Copy out all lines carrying the word "jako".

================================

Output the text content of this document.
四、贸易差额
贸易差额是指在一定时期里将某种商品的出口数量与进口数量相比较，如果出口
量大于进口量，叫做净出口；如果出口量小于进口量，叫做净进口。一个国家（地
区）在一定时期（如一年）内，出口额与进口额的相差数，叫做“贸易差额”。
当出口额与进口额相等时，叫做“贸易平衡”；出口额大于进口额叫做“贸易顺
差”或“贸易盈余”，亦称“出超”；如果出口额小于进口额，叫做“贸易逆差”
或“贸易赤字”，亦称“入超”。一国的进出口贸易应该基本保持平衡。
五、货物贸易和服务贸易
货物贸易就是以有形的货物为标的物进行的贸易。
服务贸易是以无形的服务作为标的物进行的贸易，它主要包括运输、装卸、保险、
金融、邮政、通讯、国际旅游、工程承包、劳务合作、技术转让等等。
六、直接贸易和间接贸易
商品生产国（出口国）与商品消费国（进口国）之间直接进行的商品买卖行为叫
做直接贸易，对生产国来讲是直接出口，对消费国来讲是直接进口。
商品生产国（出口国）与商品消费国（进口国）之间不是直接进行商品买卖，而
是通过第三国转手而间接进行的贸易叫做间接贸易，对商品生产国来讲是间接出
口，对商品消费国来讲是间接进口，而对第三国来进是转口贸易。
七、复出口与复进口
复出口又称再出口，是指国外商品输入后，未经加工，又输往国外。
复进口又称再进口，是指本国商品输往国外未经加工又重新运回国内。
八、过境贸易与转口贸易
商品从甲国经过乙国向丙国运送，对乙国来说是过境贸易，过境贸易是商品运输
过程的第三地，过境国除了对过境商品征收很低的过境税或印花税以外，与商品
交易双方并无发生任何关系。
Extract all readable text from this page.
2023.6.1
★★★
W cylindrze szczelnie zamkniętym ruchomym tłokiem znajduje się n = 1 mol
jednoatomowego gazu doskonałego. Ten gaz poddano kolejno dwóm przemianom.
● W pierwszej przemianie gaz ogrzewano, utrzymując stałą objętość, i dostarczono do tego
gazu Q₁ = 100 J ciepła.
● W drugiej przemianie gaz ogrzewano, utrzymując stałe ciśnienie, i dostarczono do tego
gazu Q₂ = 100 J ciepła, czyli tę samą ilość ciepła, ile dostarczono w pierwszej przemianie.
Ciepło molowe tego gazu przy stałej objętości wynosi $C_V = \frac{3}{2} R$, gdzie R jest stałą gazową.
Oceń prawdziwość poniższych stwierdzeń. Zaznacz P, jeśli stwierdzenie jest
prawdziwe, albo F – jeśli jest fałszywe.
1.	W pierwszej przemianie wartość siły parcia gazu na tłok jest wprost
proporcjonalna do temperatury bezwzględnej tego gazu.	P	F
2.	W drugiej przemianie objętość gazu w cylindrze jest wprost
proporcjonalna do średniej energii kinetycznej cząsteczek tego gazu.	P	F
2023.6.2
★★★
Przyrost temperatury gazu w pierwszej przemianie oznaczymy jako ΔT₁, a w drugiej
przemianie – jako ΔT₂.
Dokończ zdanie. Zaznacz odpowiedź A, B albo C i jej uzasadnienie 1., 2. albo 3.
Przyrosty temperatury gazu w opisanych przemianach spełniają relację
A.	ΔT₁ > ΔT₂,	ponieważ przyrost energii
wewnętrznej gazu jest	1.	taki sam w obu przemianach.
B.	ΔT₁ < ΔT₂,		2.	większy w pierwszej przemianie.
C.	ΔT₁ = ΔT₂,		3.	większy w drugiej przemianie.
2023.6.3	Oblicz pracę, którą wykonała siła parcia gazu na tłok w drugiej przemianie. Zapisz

================================

• [REPLY]
Przyrost temperatury gazu w pierwszej przemianie oznaczymy jako ΔT₁, a w drugiej
przemianie – jako ΔT₂.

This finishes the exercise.